The task:
Pull out each line of the records holding the string "plain".

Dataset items
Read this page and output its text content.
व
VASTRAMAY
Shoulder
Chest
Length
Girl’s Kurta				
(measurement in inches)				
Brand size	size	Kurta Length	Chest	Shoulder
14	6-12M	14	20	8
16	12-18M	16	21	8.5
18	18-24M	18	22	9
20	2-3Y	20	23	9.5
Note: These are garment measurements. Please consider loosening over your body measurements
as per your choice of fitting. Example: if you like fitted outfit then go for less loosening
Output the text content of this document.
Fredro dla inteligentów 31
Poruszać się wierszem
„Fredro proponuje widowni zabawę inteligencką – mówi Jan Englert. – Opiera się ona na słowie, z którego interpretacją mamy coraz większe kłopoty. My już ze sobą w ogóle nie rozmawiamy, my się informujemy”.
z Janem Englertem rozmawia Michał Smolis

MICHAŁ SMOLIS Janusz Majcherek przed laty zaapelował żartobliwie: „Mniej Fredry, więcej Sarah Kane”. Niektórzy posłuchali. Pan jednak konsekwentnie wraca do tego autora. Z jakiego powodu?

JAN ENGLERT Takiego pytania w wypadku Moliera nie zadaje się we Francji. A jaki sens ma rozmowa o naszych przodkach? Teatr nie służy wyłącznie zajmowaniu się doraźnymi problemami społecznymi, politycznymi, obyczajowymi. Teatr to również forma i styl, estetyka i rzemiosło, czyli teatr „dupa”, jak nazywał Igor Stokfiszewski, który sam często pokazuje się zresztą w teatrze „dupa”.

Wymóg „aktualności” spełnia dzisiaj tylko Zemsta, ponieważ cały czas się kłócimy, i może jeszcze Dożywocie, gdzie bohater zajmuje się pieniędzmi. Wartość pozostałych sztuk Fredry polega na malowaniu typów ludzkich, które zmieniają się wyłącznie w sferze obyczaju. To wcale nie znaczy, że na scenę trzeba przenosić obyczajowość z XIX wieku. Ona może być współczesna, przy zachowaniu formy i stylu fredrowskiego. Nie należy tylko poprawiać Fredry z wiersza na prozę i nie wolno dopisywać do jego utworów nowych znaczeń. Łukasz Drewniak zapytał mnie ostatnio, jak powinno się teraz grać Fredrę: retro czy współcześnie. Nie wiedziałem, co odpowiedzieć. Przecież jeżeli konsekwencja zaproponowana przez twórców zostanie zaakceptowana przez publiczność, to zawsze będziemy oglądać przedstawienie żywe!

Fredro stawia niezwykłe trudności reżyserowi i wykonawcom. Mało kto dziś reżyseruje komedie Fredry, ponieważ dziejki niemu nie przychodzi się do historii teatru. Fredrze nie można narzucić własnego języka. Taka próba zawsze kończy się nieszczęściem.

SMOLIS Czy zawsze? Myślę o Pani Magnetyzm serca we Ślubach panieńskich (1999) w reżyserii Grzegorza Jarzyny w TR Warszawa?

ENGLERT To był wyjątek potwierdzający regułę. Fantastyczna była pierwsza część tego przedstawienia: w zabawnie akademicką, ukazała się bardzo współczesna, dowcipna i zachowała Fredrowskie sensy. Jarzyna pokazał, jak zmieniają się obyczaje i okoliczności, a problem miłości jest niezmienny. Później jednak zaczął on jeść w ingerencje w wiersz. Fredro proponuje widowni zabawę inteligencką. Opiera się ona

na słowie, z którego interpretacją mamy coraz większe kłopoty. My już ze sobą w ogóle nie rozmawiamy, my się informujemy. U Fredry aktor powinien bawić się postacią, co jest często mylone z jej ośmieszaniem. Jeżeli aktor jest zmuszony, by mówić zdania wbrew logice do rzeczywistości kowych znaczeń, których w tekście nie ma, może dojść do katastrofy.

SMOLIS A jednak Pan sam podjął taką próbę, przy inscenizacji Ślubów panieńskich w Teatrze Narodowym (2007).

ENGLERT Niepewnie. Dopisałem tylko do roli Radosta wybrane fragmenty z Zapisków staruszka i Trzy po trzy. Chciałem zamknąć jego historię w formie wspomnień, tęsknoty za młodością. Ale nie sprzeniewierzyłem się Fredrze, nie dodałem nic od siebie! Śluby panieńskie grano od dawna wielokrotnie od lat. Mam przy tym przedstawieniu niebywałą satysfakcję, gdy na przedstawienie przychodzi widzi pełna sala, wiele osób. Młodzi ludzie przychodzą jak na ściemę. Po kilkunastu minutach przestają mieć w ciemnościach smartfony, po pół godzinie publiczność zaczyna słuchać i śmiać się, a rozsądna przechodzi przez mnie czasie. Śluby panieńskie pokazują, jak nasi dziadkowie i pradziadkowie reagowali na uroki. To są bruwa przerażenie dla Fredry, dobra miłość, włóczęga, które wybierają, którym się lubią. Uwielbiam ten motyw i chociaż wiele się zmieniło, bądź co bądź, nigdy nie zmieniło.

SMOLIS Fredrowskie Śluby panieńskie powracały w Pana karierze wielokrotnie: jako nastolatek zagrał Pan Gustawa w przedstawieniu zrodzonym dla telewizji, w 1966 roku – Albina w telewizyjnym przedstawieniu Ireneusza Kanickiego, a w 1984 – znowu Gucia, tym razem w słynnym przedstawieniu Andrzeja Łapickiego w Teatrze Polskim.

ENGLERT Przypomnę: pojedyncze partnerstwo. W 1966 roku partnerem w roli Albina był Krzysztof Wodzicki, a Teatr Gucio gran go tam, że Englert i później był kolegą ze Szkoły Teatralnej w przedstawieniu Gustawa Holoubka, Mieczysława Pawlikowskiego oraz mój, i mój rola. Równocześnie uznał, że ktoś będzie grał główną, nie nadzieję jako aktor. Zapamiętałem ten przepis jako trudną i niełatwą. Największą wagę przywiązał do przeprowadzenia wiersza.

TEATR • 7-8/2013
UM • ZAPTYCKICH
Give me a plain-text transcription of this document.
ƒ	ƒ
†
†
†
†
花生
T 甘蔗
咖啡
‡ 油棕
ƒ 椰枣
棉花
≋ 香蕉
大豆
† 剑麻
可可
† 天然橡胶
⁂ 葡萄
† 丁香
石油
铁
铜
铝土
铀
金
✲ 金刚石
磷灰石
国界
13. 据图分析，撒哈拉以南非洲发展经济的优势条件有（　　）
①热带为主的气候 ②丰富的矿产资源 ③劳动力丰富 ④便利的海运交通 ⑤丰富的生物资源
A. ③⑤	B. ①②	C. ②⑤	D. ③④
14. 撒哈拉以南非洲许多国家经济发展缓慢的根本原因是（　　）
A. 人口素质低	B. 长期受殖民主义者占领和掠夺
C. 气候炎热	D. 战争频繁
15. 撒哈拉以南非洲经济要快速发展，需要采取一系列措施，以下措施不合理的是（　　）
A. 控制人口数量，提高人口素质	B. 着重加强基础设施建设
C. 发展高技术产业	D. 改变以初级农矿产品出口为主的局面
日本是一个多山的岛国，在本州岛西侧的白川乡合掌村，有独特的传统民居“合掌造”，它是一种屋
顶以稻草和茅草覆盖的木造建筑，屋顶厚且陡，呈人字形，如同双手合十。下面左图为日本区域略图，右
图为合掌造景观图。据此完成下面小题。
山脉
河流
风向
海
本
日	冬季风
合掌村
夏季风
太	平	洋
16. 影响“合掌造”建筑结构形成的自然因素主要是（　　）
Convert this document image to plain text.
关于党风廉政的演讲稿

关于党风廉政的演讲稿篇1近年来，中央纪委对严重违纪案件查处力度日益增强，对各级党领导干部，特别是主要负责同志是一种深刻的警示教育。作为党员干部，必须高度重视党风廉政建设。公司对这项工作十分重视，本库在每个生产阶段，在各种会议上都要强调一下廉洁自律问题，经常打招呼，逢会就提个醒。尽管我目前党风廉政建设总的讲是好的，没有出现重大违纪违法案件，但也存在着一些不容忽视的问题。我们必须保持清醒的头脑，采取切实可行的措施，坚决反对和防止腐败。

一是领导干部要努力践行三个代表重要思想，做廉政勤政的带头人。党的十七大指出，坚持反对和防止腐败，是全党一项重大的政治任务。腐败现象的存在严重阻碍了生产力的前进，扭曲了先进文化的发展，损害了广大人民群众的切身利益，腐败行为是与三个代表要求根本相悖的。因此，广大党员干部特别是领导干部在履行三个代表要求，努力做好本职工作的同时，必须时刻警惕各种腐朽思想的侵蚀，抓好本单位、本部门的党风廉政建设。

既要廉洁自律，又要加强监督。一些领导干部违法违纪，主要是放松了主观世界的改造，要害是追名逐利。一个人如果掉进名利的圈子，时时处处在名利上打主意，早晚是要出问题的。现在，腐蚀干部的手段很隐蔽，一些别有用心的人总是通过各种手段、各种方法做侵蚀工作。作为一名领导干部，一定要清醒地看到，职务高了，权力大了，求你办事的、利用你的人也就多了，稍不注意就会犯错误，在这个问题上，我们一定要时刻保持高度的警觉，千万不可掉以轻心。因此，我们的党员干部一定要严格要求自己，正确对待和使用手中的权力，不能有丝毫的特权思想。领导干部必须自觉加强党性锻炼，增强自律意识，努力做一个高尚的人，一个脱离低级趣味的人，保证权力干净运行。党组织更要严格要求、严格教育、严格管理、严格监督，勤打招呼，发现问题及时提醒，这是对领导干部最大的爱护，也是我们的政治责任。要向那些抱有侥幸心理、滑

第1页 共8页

Response to this exercise:
Give me a plain-text transcription of this document.
Convert this document image to plain text.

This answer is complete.